Short problem. Set down each record exactly as written.

Supplied records.
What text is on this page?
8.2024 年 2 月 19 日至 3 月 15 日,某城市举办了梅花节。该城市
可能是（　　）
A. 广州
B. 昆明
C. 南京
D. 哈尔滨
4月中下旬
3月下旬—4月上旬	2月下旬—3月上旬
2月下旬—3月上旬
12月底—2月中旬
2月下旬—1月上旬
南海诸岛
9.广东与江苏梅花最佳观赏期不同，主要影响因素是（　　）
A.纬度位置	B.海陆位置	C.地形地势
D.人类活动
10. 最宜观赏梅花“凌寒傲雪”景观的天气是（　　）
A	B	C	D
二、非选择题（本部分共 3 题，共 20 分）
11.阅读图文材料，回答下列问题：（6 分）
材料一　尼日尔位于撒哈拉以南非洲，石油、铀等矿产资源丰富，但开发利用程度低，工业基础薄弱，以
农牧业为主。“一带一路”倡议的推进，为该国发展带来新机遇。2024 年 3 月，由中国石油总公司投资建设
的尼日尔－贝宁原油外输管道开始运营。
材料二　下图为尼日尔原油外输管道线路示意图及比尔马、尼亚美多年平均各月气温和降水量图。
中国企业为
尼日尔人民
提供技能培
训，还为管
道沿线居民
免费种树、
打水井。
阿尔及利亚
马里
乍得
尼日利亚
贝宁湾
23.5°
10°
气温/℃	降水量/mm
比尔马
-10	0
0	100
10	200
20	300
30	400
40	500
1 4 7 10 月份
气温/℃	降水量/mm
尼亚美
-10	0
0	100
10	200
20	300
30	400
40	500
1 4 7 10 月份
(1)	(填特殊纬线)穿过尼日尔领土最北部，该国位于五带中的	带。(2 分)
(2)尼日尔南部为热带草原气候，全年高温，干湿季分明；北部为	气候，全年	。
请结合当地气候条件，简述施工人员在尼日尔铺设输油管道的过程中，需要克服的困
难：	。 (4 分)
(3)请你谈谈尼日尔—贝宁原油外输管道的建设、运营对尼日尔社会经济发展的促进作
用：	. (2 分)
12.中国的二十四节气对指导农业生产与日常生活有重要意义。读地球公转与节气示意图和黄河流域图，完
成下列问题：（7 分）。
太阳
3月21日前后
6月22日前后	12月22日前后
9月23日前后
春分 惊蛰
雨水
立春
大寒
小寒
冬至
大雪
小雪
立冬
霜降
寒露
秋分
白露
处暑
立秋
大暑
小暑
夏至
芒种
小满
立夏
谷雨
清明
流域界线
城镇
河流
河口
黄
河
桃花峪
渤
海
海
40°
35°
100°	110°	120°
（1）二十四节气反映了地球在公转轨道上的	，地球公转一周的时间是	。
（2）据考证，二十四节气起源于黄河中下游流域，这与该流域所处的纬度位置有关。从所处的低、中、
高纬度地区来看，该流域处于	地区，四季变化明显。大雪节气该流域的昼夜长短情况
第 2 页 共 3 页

Response below.
What text is on this page?
8.2024 年 2 月 19 日至 3 月 15 日,某城市举办了梅花节。该城市
可能是（　　）
A. 广州
B. 昆明
C. 南京
D. 哈尔滨
4月中下旬
3月下旬—4月上旬	2月下旬—3月上旬
2月下旬—3月上旬
12月底—2月中旬
2月下旬—1月上旬
南海诸岛
9.广东与江苏梅花最佳观赏期不同，主要影响因素是（　　）
A.纬度位置	B.海陆位置	C.地形地势
D.人类活动
10. 最宜观赏梅花“凌寒傲雪”景观的天气是（　　）
A	B	C	D
二、非选择题（本部分共 3 题，共 20 分）
11.阅读图文材料，回答下列问题：（6 分）
材料一　尼日尔位于撒哈拉以南非洲，石油、铀等矿产资源丰富，但开发利用程度低，工业基础薄弱，以
农牧业为主。“一带一路”倡议的推进，为该国发展带来新机遇。2024 年 3 月，由中国石油总公司投资建设
的尼日尔－贝宁原油外输管道开始运营。
材料二　下图为尼日尔原油外输管道线路示意图及比尔马、尼亚美多年平均各月气温和降水量图。
中国企业为
尼日尔人民
提供技能培
训，还为管
道沿线居民
免费种树、
打水井。
阿尔及利亚
马里
乍得
尼日利亚
贝宁湾
23.5°
10°
气温/℃	降水量/mm
比尔马
-10	0
0	100
10	200
20	300
30	400
40	500
1 4 7 10 月份
气温/℃	降水量/mm
尼亚美
-10	0
0	100
10	200
20	300
30	400
40	500
1 4 7 10 月份
(1)	(填特殊纬线)穿过尼日尔领土最北部，该国位于五带中的	带。(2 分)
(2)尼日尔南部为热带草原气候，全年高温，干湿季分明；北部为	气候，全年	。
请结合当地气候条件，简述施工人员在尼日尔铺设输油管道的过程中，需要克服的困
难：	。 (4 分)
(3)请你谈谈尼日尔—贝宁原油外输管道的建设、运营对尼日尔社会经济发展的促进作
用：	. (2 分)
12.中国的二十四节气对指导农业生产与日常生活有重要意义。读地球公转与节气示意图和黄河流域图，完
成下列问题：（7 分）。
太阳
3月21日前后
6月22日前后	12月22日前后
9月23日前后
春分 惊蛰
雨水
立春
大寒
小寒
冬至
大雪
小雪
立冬
霜降
寒露
秋分
白露
处暑
立秋
大暑
小暑
夏至
芒种
小满
立夏
谷雨
清明
流域界线
城镇
河流
河口
黄
河
桃花峪
渤
海
海
40°
35°
100°	110°	120°
（1）二十四节气反映了地球在公转轨道上的	，地球公转一周的时间是	。
（2）据考证，二十四节气起源于黄河中下游流域，这与该流域所处的纬度位置有关。从所处的低、中、
高纬度地区来看，该流域处于	地区，四季变化明显。大雪节气该流域的昼夜长短情况
第 2 页 共 3 页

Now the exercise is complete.